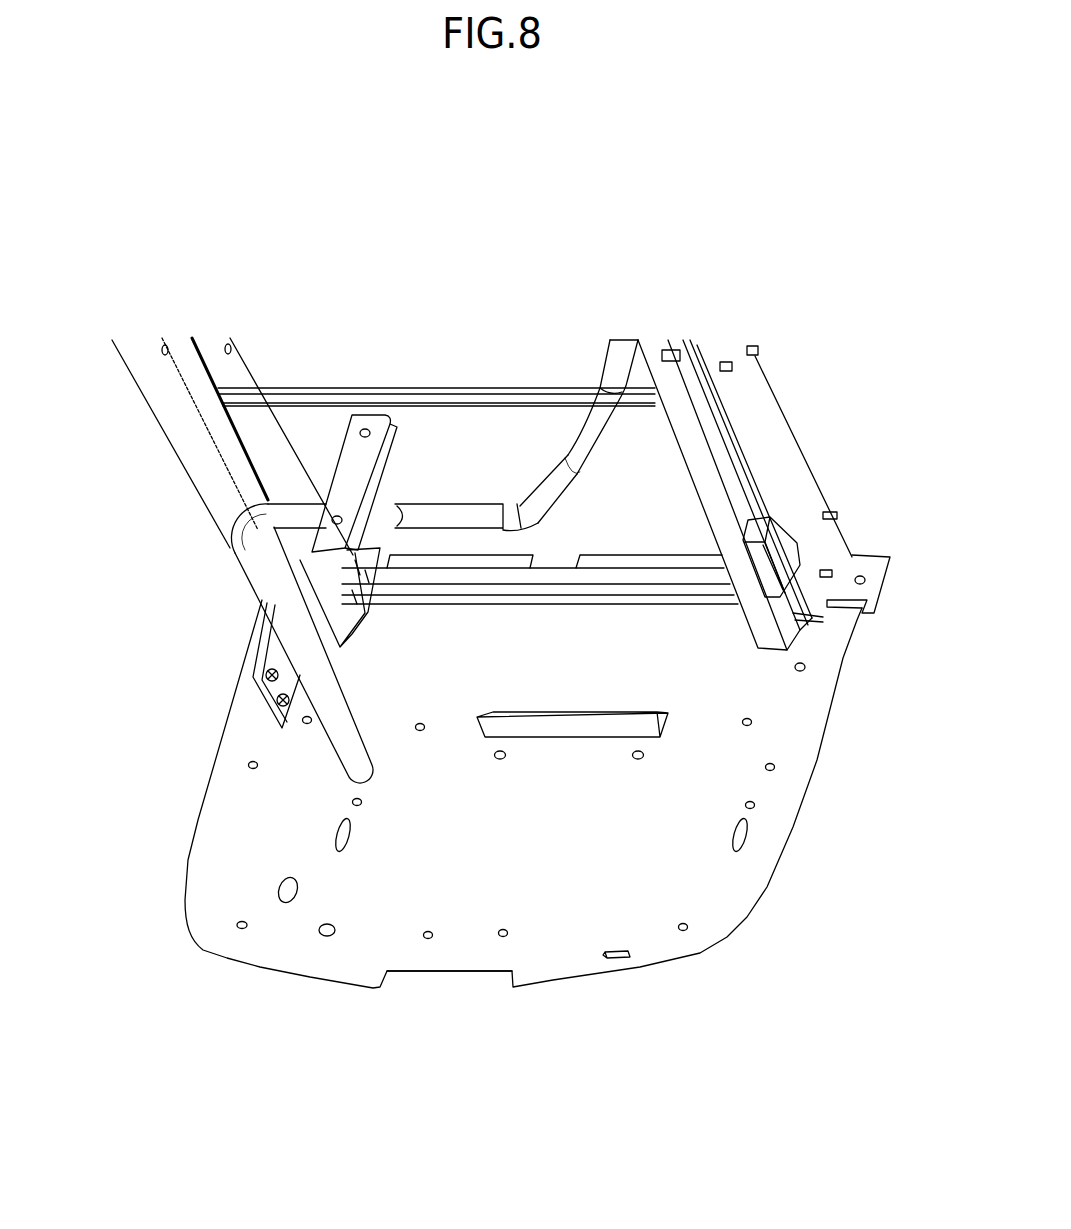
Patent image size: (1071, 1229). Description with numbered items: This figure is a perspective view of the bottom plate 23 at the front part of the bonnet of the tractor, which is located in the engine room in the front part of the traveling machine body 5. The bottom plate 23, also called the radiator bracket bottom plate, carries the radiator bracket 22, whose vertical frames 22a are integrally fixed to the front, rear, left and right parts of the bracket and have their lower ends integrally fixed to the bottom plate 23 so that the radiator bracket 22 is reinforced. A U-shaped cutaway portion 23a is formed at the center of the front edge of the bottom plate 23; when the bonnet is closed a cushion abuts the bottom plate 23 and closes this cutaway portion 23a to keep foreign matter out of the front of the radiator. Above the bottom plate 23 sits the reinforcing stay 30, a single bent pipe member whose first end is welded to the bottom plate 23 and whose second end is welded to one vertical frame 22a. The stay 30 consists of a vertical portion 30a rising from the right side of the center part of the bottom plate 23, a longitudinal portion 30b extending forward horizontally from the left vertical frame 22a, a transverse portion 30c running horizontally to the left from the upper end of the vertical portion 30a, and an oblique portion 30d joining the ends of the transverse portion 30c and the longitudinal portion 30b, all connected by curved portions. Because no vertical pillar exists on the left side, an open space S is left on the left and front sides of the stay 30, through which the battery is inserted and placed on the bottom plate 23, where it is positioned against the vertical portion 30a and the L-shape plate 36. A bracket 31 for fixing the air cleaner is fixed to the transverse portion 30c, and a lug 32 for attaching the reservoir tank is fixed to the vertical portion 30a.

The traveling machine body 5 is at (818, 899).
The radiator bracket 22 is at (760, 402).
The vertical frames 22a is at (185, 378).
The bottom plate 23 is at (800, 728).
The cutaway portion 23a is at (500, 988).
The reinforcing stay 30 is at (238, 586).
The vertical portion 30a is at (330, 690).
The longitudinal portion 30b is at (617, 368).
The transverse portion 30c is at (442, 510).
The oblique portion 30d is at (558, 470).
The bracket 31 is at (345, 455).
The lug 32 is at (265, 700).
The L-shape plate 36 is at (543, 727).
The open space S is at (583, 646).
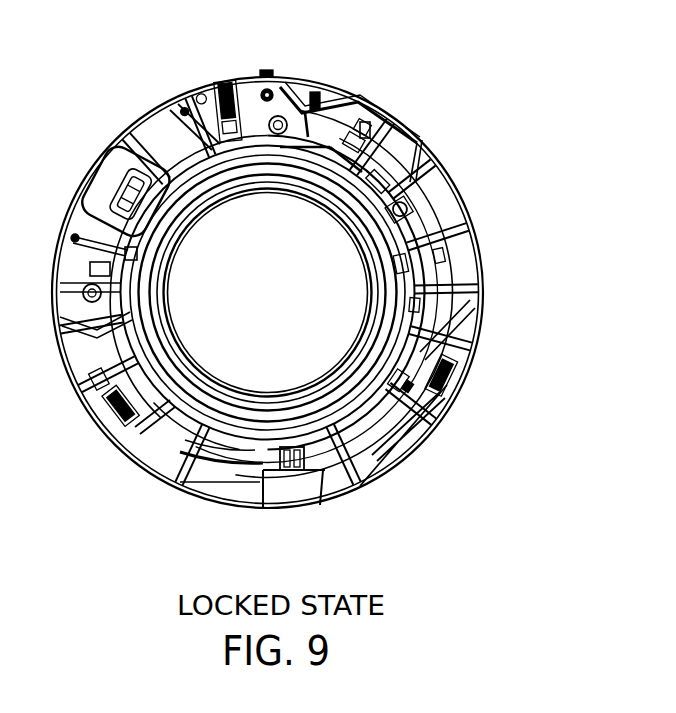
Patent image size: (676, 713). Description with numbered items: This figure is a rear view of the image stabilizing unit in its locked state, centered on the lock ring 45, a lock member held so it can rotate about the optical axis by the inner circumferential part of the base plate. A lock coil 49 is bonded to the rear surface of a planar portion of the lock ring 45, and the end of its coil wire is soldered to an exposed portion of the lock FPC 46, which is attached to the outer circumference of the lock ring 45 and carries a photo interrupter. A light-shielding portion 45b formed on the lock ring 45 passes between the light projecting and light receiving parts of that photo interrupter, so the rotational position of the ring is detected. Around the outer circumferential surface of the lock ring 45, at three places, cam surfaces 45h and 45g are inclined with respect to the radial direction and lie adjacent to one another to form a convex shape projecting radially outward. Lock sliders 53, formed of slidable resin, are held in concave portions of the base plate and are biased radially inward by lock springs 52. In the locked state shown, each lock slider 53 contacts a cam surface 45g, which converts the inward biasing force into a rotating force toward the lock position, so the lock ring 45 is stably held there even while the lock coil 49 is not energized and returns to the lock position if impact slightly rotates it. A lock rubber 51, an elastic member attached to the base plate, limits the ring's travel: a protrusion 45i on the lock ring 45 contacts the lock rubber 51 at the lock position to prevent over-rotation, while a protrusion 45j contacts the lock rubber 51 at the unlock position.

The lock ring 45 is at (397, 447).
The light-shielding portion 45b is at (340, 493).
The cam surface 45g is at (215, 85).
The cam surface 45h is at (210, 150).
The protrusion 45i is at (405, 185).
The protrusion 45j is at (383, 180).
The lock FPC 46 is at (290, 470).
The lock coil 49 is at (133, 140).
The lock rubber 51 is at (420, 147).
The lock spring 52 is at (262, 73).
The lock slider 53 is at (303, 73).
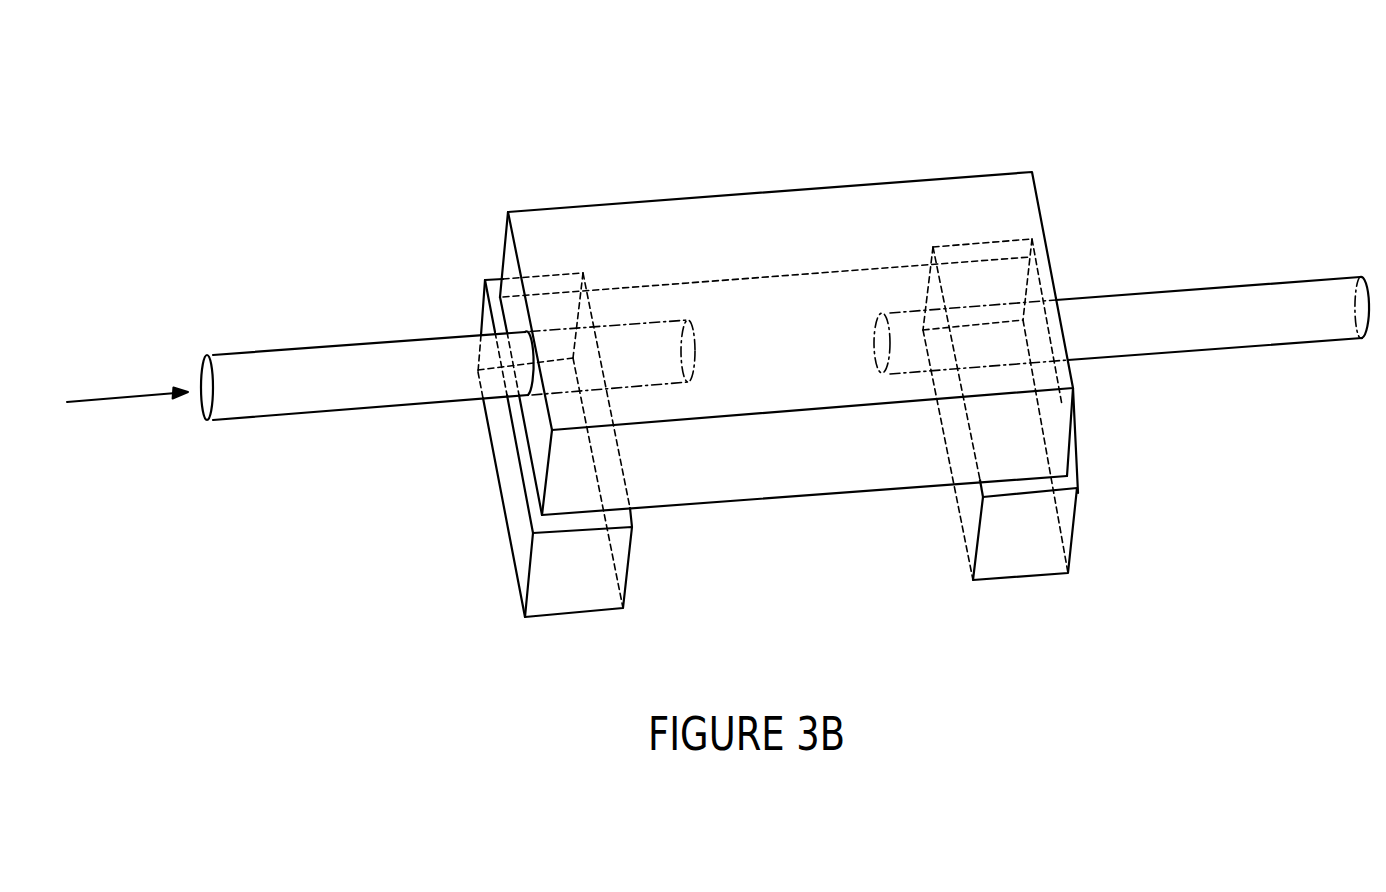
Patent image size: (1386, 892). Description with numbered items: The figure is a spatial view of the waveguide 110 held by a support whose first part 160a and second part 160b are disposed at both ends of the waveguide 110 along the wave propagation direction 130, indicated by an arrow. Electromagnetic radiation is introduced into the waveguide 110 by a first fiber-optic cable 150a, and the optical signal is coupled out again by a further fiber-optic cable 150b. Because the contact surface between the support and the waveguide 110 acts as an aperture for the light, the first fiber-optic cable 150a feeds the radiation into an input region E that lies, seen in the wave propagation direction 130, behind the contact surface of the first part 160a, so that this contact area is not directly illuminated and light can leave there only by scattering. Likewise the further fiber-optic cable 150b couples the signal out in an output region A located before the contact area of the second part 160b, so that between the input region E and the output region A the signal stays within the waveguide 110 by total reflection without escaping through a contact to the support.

Goal of the exercise:
Lay out every line of the records above as one numbered list, leaving out blank lines and the pictures.

Answer for this exercise:
1. Patent image size: (1071, 1229). Description with numbered items: This figure is a perspective view of the bottom plate 23 at the front part of the bonnet of the tractor, which is located in the engine room in the front part of the traveling machine body 5. The bottom plate 23, also called the radiator bracket bottom plate, carries the radiator bracket 22, whose vertical frames 22a are integrally fixed to the front, rear, left and right parts of the bracket and have their lower ends integrally fixed to the bottom plate 23 so that the radiator bracket 22 is reinforced. A U-shaped cutaway portion 23a is formed at the center of the front edge of the bottom plate 23; when the bonnet is closed a cushion abuts the bottom plate 23 and closes this cutaway portion 23a to keep foreign matter out of the front of the radiator. Above the bottom plate 23 sits the reinforcing stay 30, a single bent pipe member whose first end is welded to the bottom plate 23 and whose second end is welded to one vertical frame 22a. The stay 30 consists of a vertical portion 30a rising from the right side of the center part of the bottom plate 23, a longitudinal portion 30b extending forward horizontally from the left vertical frame 22a, a transverse portion 30c running horizontally to the left from the upper end of the vertical portion 30a, and an oblique portion 30d joining the ends of the transverse portion 30c and the longitudinal portion 30b, all connected by curved portions. Because no vertical pillar exists on the left side, an open space S is left on the left and front sides of the stay 30, through which the battery is inserted and placed on the bottom plate 23, where it is positioned against the vertical portion 30a and the L-shape plate 36. A bracket 31 for fixing the air cleaner is fixed to the transverse portion 30c, and a lug 32 for attaching the reservoir tank is fixed to the vertical portion 30a.
2. The traveling machine body 5 is at (818, 899).
3. The radiator bracket 22 is at (760, 402).
4. The vertical frames 22a is at (185, 378).
5. The bottom plate 23 is at (800, 728).
6. The cutaway portion 23a is at (500, 988).
7. The reinforcing stay 30 is at (238, 586).
8. The vertical portion 30a is at (330, 690).
9. The longitudinal portion 30b is at (617, 368).
10. The transverse portion 30c is at (442, 510).
11. The oblique portion 30d is at (558, 470).
12. The bracket 31 is at (345, 455).
13. The lug 32 is at (265, 700).
14. The L-shape plate 36 is at (543, 727).
15. The open space S is at (583, 646).
16. Patent image size: (676, 713). Description with numbered items: This figure is a rear view of the image stabilizing unit in its locked state, centered on the lock ring 45, a lock member held so it can rotate about the optical axis by the inner circumferential part of the base plate. A lock coil 49 is bonded to the rear surface of a planar portion of the lock ring 45, and the end of its coil wire is soldered to an exposed portion of the lock FPC 46, which is attached to the outer circumference of the lock ring 45 and carries a photo interrupter. A light-shielding portion 45b formed on the lock ring 45 passes between the light projecting and light receiving parts of that photo interrupter, so the rotational position of the ring is detected. Around the outer circumferential surface of the lock ring 45, at three places, cam surfaces 45h and 45g are inclined with respect to the radial direction and lie adjacent to one another to form a convex shape projecting radially outward. Lock sliders 53, formed of slidable resin, are held in concave portions of the base plate and are biased radially inward by lock springs 52. In the locked state shown, each lock slider 53 contacts a cam surface 45g, which converts the inward biasing force into a rotating force toward the lock position, so the lock ring 45 is stably held there even while the lock coil 49 is not energized and returns to the lock position if impact slightly rotates it. A lock rubber 51, an elastic member attached to the base plate, limits the ring's travel: a protrusion 45i on the lock ring 45 contacts the lock rubber 51 at the lock position to prevent over-rotation, while a protrusion 45j contacts the lock rubber 51 at the unlock position.
17. The lock ring 45 is at (397, 447).
18. The light-shielding portion 45b is at (340, 493).
19. The cam surface 45g is at (215, 85).
20. The cam surface 45h is at (210, 150).
21. The protrusion 45i is at (405, 185).
22. The protrusion 45j is at (383, 180).
23. The lock FPC 46 is at (290, 470).
24. The lock coil 49 is at (133, 140).
25. The lock rubber 51 is at (420, 147).
26. The lock spring 52 is at (262, 73).
27. The lock slider 53 is at (303, 73).
28. Patent image size: (1386, 892). Description with numbered items: The figure is a spatial view of the waveguide 110 held by a support whose first part 160a and second part 160b are disposed at both ends of the waveguide 110 along the wave propagation direction 130, indicated by an arrow. Electromagnetic radiation is introduced into the waveguide 110 by a first fiber-optic cable 150a, and the optical signal is coupled out again by a further fiber-optic cable 150b. Because the contact surface between the support and the waveguide 110 acts as an aperture for the light, the first fiber-optic cable 150a feeds the radiation into an input region E that lies, seen in the wave propagation direction 130, behind the contact surface of the first part 160a, so that this contact area is not directly illuminated and light can leave there only by scattering. Likewise the further fiber-optic cable 150b couples the signal out in an output region A located before the contact area of the second part 160b, so that between the input region E and the output region A the signal stays within the waveguide 110 by total reflection without escaping through a contact to the support.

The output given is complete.